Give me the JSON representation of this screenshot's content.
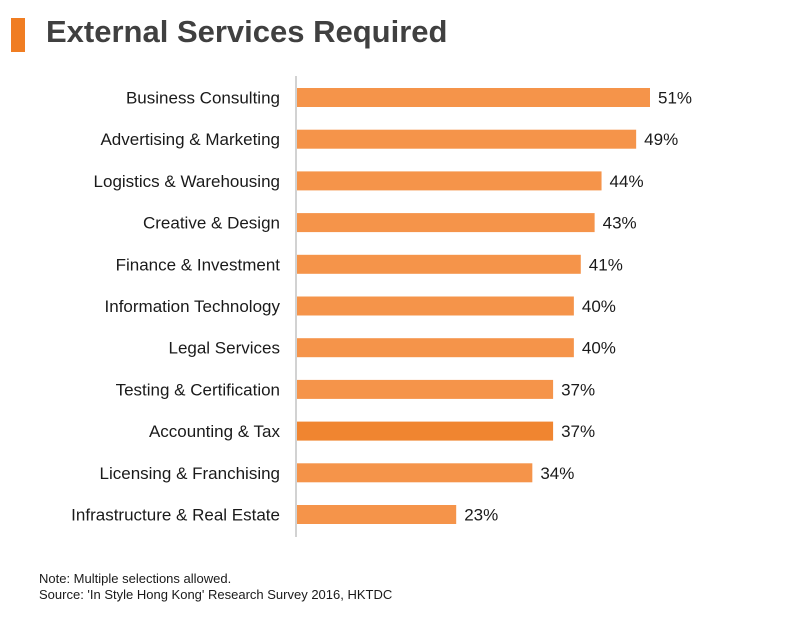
{
  "title": "External Services Required",
  "accent_color": "#f07d22",
  "bar_color": "#f5944a",
  "highlight_bar_color": "#f08530",
  "notes": {
    "note": "Note: Multiple selections allowed.",
    "source": "Source: 'In Style Hong Kong' Research Survey 2016, HKTDC"
  },
  "chart_data": {
    "type": "bar",
    "orientation": "horizontal",
    "title": "External Services Required",
    "xlabel": "",
    "ylabel": "",
    "xlim": [
      0,
      51
    ],
    "value_suffix": "%",
    "grid": false,
    "categories": [
      "Business Consulting",
      "Advertising & Marketing",
      "Logistics & Warehousing",
      "Creative & Design",
      "Finance & Investment",
      "Information Technology",
      "Legal Services",
      "Testing & Certification",
      "Accounting & Tax",
      "Licensing & Franchising",
      "Infrastructure & Real Estate"
    ],
    "values": [
      51,
      49,
      44,
      43,
      41,
      40,
      40,
      37,
      37,
      34,
      23
    ],
    "highlighted_category": "Accounting & Tax"
  }
}
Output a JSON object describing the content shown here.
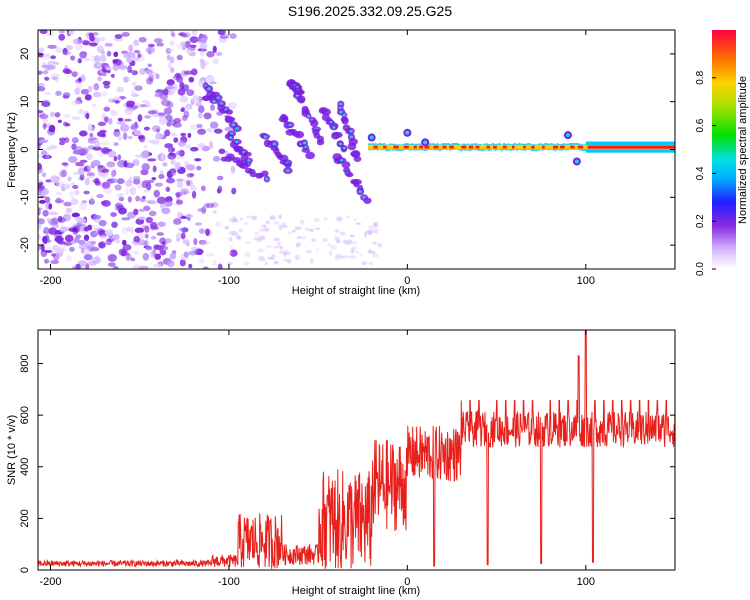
{
  "title": "S196.2025.332.09.25.G25",
  "colors": {
    "snr_line": "#e8201c",
    "band_core": "#ff1a1a",
    "band_mid": "#ffcc00",
    "band_outer": "#20d0ff",
    "blob_purple": "#8a2be2"
  },
  "chart_data": [
    {
      "type": "heatmap",
      "title": "S196.2025.332.09.25.G25",
      "xlabel": "Height of straight line (km)",
      "ylabel": "Frequency (Hz)",
      "xlim": [
        -207,
        150
      ],
      "ylim": [
        -25,
        25
      ],
      "xticks": [
        -200,
        -100,
        0,
        100
      ],
      "yticks": [
        -20,
        -10,
        0,
        10,
        20
      ],
      "colorbar": {
        "label": "Normalized spectral amplitude",
        "range": [
          0,
          1
        ],
        "ticks": [
          "0.0",
          "0.2",
          "0.4",
          "0.6",
          "0.8"
        ]
      },
      "features": [
        {
          "name": "noise_field",
          "x_range": [
            -207,
            -95
          ],
          "y_range": [
            -25,
            25
          ],
          "amplitude": 0.25
        },
        {
          "name": "transition_streaks",
          "x_range": [
            -110,
            -20
          ],
          "y_range": [
            -11,
            12
          ],
          "amplitude": 0.45
        },
        {
          "name": "stable_band",
          "x_range": [
            -22,
            150
          ],
          "center_freq_hz": 0.5,
          "amplitude": 1.0
        }
      ]
    },
    {
      "type": "line",
      "xlabel": "Height of straight line (km)",
      "ylabel": "SNR (10 * v/v)",
      "xlim": [
        -207,
        150
      ],
      "ylim": [
        0,
        930
      ],
      "xticks": [
        -200,
        -100,
        0,
        100
      ],
      "yticks": [
        0,
        200,
        400,
        600,
        800
      ],
      "series": [
        {
          "name": "SNR",
          "segments": [
            {
              "x_range": [
                -207,
                -110
              ],
              "mean": 25,
              "spread": 12
            },
            {
              "x_range": [
                -110,
                -95
              ],
              "mean": 35,
              "spread": 25
            },
            {
              "x_range": [
                -95,
                -70
              ],
              "mean": 110,
              "spread": 110
            },
            {
              "x_range": [
                -70,
                -50
              ],
              "mean": 60,
              "spread": 40
            },
            {
              "x_range": [
                -50,
                -20
              ],
              "mean": 190,
              "spread": 200
            },
            {
              "x_range": [
                -20,
                0
              ],
              "mean": 330,
              "spread": 180
            },
            {
              "x_range": [
                0,
                30
              ],
              "mean": 450,
              "spread": 110
            },
            {
              "x_range": [
                30,
                150
              ],
              "mean": 545,
              "spread": 70
            }
          ],
          "dips": [
            {
              "x": 15,
              "y": 15
            },
            {
              "x": 45,
              "y": 20
            },
            {
              "x": 75,
              "y": 25
            },
            {
              "x": 104,
              "y": 30
            }
          ],
          "spikes": [
            {
              "x": 96,
              "y": 830
            },
            {
              "x": 100,
              "y": 930
            }
          ]
        }
      ]
    }
  ]
}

* [WHAT IS REQUIRED]: Leave the pictures out and output the rest of the listing exactly.

* [RESPONSE FOR THIS EXERCISE]:
Give me the JSON representation of this screenshot's content.
{
  "title": "External Services Required",
  "accent_color": "#f07d22",
  "bar_color": "#f5944a",
  "highlight_bar_color": "#f08530",
  "notes": {
    "note": "Note: Multiple selections allowed.",
    "source": "Source: 'In Style Hong Kong' Research Survey 2016, HKTDC"
  },
  "chart_data": {
    "type": "bar",
    "orientation": "horizontal",
    "title": "External Services Required",
    "xlabel": "",
    "ylabel": "",
    "xlim": [
      0,
      51
    ],
    "value_suffix": "%",
    "grid": false,
    "categories": [
      "Business Consulting",
      "Advertising & Marketing",
      "Logistics & Warehousing",
      "Creative & Design",
      "Finance & Investment",
      "Information Technology",
      "Legal Services",
      "Testing & Certification",
      "Accounting & Tax",
      "Licensing & Franchising",
      "Infrastructure & Real Estate"
    ],
    "values": [
      51,
      49,
      44,
      43,
      41,
      40,
      40,
      37,
      37,
      34,
      23
    ],
    "highlighted_category": "Accounting & Tax"
  }
}
Output a JSON object describing the content shown here.
{
  "title": "S196.2025.332.09.25.G25",
  "colors": {
    "snr_line": "#e8201c",
    "band_core": "#ff1a1a",
    "band_mid": "#ffcc00",
    "band_outer": "#20d0ff",
    "blob_purple": "#8a2be2"
  },
  "chart_data": [
    {
      "type": "heatmap",
      "title": "S196.2025.332.09.25.G25",
      "xlabel": "Height of straight line (km)",
      "ylabel": "Frequency (Hz)",
      "xlim": [
        -207,
        150
      ],
      "ylim": [
        -25,
        25
      ],
      "xticks": [
        -200,
        -100,
        0,
        100
      ],
      "yticks": [
        -20,
        -10,
        0,
        10,
        20
      ],
      "colorbar": {
        "label": "Normalized spectral amplitude",
        "range": [
          0,
          1
        ],
        "ticks": [
          "0.0",
          "0.2",
          "0.4",
          "0.6",
          "0.8"
        ]
      },
      "features": [
        {
          "name": "noise_field",
          "x_range": [
            -207,
            -95
          ],
          "y_range": [
            -25,
            25
          ],
          "amplitude": 0.25
        },
        {
          "name": "transition_streaks",
          "x_range": [
            -110,
            -20
          ],
          "y_range": [
            -11,
            12
          ],
          "amplitude": 0.45
        },
        {
          "name": "stable_band",
          "x_range": [
            -22,
            150
          ],
          "center_freq_hz": 0.5,
          "amplitude": 1.0
        }
      ]
    },
    {
      "type": "line",
      "xlabel": "Height of straight line (km)",
      "ylabel": "SNR (10 * v/v)",
      "xlim": [
        -207,
        150
      ],
      "ylim": [
        0,
        930
      ],
      "xticks": [
        -200,
        -100,
        0,
        100
      ],
      "yticks": [
        0,
        200,
        400,
        600,
        800
      ],
      "series": [
        {
          "name": "SNR",
          "segments": [
            {
              "x_range": [
                -207,
                -110
              ],
              "mean": 25,
              "spread": 12
            },
            {
              "x_range": [
                -110,
                -95
              ],
              "mean": 35,
              "spread": 25
            },
            {
              "x_range": [
                -95,
                -70
              ],
              "mean": 110,
              "spread": 110
            },
            {
              "x_range": [
                -70,
                -50
              ],
              "mean": 60,
              "spread": 40
            },
            {
              "x_range": [
                -50,
                -20
              ],
              "mean": 190,
              "spread": 200
            },
            {
              "x_range": [
                -20,
                0
              ],
              "mean": 330,
              "spread": 180
            },
            {
              "x_range": [
                0,
                30
              ],
              "mean": 450,
              "spread": 110
            },
            {
              "x_range": [
                30,
                150
              ],
              "mean": 545,
              "spread": 70
            }
          ],
          "dips": [
            {
              "x": 15,
              "y": 15
            },
            {
              "x": 45,
              "y": 20
            },
            {
              "x": 75,
              "y": 25
            },
            {
              "x": 104,
              "y": 30
            }
          ],
          "spikes": [
            {
              "x": 96,
              "y": 830
            },
            {
              "x": 100,
              "y": 930
            }
          ]
        }
      ]
    }
  ]
}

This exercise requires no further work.